**Written instruction 1:** Starting with the first line of the entries, copy out each line unchanged, and stop after the line that contains "list-item: File name [35, 312, 321, 334]".

**Document excerpt:**
┌──

Since in the first phase every image part is oriented individually, it may happen that the part orientations don't match. This would result in blurred areas in the final collage. In order to correct this, you can run phase two in an extended mode, that also re-evaluates the part orientations. The orientation of the composed image is then determined by the estimated orientation of the first image.

Options:

--finetune-rotate: Enables the extended overlapping mode. The option --output-overlap will then be ignored.
--number-stamps: The extended mode selects many small clips in the overlapping area and tries to match them. We call these clips /stamps/. This option controls the number of stamps per overlapping area minus one.
--stamp-size: Size of a square stamp in pixels.

3rd Phase

The third phase composes a big image from the parts. These parts are weighted such that the part boundaries cannot be seen anymore and differences in brightness are faded into another. The downside is that the superposition may lead to blur.

Options:

--output: Path of the output JPEG image with the weighted collage.
--output-hard: Alternative output of a JPEG collage where the image parts are simply averaged. You will certainly see bumps in brightness at the borders of the image parts. This output may be mostly useful to promote the great weighting algorithm employed by --output.
--output-distance-map: The weight for every pixel is chosen according to the distance to an image part boundary that lies within other parts. The rationale is that the weight shall become zero when the pixel is close to a position that will be affected by a disruption otherwise. This option allows to emit the distance map for every image part.
--distance-gamma: If the distances are used for weighting as they are, the program fades evenly between the overlapping image parts over the entire overapping area. This may mean that the overlapping area is blurred. Raising the distance to a power greater than one reduces the area of blur. The downside is that it also reduces the area for adaption of differing brightness.

Our LLVM implementation provides an additional way to assemble the image parts. The already known weighting approach tries to blend across all the overlapping area. This can equalize differences in brightness. The downside is that imperfectly matching image parts lead to blurred content in the overlapping area. An alternative algorithm tries to make the overlapping as small as possible and additionally performs blending where it hurts least. More precisely, parts are blended where they differ least. However, if the brightness of the image parts differ then the blending boundaries may become visible.

└──

**Written instruction 2:** Rewrite the section on the image collage phases from the words "--number-stamps: The extended" through "lead to blur.", with "superposition" changed to "overlay".

**Information provided:**
┌──

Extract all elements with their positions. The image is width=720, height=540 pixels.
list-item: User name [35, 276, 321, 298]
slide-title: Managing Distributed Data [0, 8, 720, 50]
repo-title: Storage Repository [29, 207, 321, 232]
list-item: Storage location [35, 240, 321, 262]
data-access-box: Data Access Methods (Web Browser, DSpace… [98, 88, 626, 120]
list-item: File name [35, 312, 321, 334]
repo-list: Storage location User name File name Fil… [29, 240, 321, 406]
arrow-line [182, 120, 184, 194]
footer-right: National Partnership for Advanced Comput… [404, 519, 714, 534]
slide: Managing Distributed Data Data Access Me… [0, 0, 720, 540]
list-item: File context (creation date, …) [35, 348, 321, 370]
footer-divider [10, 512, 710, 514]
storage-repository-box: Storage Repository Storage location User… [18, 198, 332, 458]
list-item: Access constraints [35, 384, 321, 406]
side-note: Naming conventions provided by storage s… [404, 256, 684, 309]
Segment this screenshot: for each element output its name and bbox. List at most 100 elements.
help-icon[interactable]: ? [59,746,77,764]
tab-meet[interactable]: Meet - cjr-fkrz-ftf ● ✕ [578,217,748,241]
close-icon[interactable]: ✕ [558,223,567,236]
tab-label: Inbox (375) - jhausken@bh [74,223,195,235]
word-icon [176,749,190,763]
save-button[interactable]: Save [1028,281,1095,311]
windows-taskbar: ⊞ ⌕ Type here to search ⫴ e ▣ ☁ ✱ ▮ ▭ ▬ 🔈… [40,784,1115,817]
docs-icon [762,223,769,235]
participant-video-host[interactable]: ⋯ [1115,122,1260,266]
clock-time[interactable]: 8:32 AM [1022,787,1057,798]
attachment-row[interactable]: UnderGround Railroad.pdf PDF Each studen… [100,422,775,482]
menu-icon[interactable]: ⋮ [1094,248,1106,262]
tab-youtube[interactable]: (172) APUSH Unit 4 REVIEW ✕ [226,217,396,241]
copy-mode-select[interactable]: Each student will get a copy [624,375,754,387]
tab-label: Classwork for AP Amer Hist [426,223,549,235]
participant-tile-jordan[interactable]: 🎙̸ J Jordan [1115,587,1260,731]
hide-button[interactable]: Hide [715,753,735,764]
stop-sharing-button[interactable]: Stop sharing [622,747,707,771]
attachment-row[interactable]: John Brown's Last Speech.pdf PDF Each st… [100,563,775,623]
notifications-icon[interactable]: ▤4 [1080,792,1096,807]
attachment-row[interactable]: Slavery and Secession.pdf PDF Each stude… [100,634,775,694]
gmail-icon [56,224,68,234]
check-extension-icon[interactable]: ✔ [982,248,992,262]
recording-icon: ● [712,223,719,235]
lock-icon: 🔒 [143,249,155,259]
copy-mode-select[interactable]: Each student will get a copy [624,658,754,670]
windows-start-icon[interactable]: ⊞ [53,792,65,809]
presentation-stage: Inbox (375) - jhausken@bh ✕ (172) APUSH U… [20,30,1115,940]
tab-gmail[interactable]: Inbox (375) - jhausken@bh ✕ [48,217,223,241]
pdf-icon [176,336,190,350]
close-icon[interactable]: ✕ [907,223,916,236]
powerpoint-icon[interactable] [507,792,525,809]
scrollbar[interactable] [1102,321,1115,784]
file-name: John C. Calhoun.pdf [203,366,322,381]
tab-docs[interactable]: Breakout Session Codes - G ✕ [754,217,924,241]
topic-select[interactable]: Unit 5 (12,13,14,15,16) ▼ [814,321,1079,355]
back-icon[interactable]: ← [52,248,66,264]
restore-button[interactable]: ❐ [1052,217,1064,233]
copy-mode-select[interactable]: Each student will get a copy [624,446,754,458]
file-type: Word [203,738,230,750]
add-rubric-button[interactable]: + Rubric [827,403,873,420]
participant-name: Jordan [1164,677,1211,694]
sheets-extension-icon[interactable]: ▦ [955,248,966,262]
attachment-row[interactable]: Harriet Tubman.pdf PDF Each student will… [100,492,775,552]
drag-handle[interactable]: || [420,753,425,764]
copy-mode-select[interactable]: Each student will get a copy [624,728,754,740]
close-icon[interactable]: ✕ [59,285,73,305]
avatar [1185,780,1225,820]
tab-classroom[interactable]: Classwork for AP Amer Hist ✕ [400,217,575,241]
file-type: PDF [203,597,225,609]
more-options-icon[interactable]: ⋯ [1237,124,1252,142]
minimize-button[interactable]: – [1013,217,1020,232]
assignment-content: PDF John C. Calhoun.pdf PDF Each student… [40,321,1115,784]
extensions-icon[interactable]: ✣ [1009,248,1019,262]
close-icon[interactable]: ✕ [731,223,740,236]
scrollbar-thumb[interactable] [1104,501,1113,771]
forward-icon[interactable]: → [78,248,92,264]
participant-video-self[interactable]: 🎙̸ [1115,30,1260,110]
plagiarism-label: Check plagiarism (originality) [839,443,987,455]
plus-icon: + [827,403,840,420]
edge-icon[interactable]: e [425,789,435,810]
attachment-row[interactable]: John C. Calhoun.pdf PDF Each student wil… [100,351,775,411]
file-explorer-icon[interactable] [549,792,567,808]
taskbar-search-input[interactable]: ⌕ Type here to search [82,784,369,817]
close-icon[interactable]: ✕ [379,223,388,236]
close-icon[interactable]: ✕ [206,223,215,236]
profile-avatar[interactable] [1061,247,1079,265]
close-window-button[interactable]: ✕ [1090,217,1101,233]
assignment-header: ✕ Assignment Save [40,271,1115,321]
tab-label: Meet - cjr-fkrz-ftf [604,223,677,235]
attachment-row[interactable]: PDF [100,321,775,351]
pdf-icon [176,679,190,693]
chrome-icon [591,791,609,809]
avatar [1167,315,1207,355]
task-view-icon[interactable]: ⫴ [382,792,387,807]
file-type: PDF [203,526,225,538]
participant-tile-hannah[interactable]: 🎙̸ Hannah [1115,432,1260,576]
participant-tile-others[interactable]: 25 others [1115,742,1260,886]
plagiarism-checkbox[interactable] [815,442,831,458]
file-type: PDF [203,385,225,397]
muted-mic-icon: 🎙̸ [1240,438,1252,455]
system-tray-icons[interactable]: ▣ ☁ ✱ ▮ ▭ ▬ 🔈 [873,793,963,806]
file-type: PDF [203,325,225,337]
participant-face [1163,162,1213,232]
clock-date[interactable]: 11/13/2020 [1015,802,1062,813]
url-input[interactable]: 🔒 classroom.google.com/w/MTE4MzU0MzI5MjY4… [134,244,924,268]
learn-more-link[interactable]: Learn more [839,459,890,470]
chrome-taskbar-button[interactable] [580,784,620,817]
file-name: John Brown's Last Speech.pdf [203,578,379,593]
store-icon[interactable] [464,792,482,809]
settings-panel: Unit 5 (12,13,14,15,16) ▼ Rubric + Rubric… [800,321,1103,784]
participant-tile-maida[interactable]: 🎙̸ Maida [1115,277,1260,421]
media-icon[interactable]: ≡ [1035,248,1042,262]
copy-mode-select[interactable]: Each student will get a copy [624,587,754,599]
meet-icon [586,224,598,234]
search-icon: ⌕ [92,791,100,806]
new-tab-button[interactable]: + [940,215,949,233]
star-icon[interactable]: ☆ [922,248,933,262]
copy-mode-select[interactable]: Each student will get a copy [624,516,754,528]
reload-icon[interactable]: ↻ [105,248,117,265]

└──

**Output 1:**
Extract all elements with their positions. The image is width=720, height=540 pixels.
list-item: User name [35, 276, 321, 298]
slide-title: Managing Distributed Data [0, 8, 720, 50]
repo-title: Storage Repository [29, 207, 321, 232]
list-item: Storage location [35, 240, 321, 262]
data-access-box: Data Access Methods (Web Browser, DSpace… [98, 88, 626, 120]
list-item: File name [35, 312, 321, 334]

**Output 2:**
--number-stamps: The extended mode selects many small clips in the overlapping area and tries to match them. We call these clips /stamps/. This option controls the number of stamps per overlapping area minus one.
--stamp-size: Size of a square stamp in pixels.

3rd Phase

The third phase composes a big image from the parts. These parts are weighted such that the part boundaries cannot be seen anymore and differences in brightness are faded into another. The downside is that the overlay may lead to blur.